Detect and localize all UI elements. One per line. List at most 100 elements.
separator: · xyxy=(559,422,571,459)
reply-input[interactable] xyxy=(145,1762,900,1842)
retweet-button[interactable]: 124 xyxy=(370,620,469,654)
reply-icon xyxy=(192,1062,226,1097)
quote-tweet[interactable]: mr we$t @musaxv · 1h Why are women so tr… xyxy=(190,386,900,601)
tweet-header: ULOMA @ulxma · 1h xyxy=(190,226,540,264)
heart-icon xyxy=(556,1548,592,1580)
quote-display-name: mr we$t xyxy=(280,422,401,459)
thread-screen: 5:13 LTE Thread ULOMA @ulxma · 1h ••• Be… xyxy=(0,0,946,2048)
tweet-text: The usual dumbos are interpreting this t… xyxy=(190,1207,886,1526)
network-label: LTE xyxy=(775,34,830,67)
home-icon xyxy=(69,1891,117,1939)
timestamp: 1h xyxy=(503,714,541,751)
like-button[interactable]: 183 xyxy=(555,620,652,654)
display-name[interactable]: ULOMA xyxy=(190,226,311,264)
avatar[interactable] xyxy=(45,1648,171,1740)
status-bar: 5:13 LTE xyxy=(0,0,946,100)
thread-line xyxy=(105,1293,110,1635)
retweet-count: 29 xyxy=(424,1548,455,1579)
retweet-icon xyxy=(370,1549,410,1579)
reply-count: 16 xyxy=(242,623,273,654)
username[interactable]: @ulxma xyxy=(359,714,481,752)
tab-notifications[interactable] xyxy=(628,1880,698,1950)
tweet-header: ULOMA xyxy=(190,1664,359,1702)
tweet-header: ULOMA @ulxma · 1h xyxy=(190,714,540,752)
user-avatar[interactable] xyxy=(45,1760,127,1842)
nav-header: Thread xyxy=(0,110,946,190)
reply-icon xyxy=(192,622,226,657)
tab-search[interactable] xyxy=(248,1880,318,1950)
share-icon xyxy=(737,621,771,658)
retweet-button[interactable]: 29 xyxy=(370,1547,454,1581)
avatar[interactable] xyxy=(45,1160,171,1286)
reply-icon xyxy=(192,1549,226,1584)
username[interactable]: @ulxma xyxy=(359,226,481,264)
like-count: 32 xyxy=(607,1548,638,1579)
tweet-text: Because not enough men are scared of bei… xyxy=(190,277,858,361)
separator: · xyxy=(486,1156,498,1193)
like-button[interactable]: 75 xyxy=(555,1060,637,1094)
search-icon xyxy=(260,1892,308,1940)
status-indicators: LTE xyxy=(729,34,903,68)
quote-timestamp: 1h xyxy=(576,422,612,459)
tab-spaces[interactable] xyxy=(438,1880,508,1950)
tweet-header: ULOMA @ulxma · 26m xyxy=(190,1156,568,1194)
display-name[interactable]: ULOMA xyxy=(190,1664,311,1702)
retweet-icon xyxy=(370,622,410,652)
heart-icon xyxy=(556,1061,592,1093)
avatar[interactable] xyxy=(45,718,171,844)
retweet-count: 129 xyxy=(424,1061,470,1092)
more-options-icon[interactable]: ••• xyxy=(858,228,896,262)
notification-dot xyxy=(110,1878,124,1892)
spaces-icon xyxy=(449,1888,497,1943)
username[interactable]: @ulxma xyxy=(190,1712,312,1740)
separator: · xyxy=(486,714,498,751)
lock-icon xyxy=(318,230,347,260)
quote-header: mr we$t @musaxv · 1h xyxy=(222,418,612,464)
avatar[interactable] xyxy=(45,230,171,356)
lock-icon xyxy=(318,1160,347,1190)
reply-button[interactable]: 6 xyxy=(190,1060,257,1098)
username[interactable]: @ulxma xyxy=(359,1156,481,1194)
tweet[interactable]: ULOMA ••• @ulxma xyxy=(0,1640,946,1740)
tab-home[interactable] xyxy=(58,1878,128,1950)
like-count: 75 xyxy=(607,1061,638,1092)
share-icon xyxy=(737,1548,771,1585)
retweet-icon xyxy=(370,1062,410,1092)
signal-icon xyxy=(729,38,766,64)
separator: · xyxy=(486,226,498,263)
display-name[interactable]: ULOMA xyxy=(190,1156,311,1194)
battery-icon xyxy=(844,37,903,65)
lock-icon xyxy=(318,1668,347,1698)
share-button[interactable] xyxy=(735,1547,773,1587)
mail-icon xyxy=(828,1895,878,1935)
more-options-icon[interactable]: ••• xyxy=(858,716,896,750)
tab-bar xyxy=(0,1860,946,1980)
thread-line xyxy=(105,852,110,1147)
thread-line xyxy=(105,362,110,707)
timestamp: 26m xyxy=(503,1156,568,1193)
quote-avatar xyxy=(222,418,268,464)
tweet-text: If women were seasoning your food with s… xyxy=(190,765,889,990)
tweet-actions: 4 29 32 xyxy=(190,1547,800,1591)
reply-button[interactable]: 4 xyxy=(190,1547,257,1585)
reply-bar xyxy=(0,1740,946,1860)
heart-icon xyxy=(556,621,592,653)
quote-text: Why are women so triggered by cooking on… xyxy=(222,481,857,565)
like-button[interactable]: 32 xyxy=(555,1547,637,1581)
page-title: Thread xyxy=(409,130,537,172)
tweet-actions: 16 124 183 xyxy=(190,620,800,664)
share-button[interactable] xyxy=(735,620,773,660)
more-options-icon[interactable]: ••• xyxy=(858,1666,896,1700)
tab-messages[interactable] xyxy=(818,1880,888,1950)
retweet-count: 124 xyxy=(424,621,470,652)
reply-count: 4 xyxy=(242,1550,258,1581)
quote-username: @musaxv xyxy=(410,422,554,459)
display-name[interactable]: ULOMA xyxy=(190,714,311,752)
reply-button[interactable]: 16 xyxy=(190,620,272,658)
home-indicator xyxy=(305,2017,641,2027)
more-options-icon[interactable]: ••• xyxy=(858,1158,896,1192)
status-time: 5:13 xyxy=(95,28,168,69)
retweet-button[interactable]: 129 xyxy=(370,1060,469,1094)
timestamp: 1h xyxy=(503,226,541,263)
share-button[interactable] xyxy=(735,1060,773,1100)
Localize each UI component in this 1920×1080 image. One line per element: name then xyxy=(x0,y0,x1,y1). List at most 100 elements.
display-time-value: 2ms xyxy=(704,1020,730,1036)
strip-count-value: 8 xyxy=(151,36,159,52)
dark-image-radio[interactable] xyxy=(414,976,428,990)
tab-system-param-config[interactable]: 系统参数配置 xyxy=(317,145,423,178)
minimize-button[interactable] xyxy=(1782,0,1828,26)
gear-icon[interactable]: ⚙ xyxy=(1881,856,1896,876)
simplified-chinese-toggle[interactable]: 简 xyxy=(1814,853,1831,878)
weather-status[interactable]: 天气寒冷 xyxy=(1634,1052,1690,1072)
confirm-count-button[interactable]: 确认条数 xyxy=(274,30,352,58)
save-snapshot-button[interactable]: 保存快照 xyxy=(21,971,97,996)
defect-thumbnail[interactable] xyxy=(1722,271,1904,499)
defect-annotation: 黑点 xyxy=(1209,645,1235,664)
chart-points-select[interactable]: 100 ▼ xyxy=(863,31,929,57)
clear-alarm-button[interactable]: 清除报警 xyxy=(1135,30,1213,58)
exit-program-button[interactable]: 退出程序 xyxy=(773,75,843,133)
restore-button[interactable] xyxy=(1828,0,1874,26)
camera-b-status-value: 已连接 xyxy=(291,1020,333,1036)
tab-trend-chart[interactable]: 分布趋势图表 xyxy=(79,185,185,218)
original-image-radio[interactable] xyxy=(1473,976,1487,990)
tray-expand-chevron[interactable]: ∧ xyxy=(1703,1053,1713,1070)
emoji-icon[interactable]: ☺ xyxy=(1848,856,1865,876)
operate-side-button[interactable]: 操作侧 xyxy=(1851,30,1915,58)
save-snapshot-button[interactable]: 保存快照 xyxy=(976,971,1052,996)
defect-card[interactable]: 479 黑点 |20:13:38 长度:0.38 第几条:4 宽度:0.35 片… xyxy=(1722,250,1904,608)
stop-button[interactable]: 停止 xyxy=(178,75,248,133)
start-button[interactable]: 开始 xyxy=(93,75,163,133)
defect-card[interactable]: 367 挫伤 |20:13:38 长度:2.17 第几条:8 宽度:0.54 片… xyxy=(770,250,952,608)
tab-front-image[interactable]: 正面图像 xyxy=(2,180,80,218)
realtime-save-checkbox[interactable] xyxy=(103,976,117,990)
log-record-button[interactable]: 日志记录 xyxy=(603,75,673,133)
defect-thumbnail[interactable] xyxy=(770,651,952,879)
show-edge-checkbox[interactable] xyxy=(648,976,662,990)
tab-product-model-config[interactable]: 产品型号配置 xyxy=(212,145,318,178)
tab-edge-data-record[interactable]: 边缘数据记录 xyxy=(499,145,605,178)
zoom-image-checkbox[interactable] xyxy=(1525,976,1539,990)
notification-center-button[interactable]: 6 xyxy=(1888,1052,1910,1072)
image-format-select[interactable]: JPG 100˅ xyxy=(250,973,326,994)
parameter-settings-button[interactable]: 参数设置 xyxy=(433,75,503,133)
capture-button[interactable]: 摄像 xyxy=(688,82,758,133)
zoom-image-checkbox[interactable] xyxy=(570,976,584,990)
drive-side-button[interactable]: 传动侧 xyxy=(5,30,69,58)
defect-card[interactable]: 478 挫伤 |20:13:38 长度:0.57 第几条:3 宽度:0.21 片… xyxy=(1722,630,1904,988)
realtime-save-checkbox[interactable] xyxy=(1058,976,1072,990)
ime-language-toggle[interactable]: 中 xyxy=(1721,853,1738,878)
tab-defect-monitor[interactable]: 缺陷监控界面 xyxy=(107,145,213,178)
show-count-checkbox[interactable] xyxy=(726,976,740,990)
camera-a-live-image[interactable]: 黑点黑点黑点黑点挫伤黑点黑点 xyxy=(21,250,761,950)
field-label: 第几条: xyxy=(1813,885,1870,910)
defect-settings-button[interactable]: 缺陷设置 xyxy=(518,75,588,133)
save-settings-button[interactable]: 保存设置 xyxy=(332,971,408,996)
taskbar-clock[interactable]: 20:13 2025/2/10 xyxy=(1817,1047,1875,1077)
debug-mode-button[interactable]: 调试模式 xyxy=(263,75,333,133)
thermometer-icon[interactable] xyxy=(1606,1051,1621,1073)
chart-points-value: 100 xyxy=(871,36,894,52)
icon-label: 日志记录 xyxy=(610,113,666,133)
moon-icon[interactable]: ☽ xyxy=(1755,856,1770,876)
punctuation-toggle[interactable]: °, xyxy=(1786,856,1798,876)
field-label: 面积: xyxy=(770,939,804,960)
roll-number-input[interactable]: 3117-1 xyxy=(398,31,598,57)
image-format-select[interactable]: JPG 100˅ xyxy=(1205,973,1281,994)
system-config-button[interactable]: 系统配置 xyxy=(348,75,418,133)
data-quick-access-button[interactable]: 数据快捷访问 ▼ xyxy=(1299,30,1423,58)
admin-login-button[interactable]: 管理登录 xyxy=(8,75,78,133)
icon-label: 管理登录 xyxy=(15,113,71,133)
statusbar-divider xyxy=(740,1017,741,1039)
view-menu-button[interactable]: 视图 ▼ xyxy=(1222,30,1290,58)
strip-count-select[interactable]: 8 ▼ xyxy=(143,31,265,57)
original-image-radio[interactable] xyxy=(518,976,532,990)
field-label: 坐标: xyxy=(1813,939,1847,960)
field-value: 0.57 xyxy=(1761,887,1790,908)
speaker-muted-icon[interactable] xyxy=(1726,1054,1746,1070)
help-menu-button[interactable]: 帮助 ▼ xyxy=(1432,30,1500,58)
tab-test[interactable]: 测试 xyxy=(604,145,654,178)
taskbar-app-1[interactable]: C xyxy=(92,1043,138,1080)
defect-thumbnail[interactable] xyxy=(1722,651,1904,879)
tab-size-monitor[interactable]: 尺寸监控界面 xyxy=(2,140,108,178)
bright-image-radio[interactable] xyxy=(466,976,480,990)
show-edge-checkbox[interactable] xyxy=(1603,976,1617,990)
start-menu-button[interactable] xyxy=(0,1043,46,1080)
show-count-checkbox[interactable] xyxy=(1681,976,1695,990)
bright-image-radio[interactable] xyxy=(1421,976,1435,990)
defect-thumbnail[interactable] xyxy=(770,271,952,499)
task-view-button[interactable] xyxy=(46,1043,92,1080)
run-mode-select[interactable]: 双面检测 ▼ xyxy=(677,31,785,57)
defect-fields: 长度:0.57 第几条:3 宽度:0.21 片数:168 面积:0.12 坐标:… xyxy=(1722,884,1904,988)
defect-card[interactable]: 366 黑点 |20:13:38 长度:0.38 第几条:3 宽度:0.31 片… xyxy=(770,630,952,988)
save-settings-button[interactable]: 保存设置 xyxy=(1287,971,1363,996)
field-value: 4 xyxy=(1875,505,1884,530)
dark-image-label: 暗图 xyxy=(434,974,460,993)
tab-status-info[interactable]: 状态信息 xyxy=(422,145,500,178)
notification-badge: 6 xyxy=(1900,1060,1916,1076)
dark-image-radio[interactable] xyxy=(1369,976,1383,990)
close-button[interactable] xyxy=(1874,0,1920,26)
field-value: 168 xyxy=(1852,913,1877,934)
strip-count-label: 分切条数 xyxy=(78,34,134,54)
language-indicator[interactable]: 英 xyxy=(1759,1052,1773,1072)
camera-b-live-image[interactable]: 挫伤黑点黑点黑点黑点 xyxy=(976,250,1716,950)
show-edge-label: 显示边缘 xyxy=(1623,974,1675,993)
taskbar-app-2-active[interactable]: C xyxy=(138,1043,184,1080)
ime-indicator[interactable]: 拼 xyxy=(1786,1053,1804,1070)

Direction: Reproduce the data word for word, starting at its first line and ending at the line that contains "quote-display-name: mr we$t", with both of those lines included.

Result for this exercise:
Detect and localize all UI elements. One per line. List at most 100 elements.
separator: · xyxy=(559,422,571,459)
reply-input[interactable] xyxy=(145,1762,900,1842)
retweet-button[interactable]: 124 xyxy=(370,620,469,654)
reply-icon xyxy=(192,1062,226,1097)
quote-tweet[interactable]: mr we$t @musaxv · 1h Why are women so tr… xyxy=(190,386,900,601)
tweet-header: ULOMA @ulxma · 1h xyxy=(190,226,540,264)
heart-icon xyxy=(556,1548,592,1580)
quote-display-name: mr we$t xyxy=(280,422,401,459)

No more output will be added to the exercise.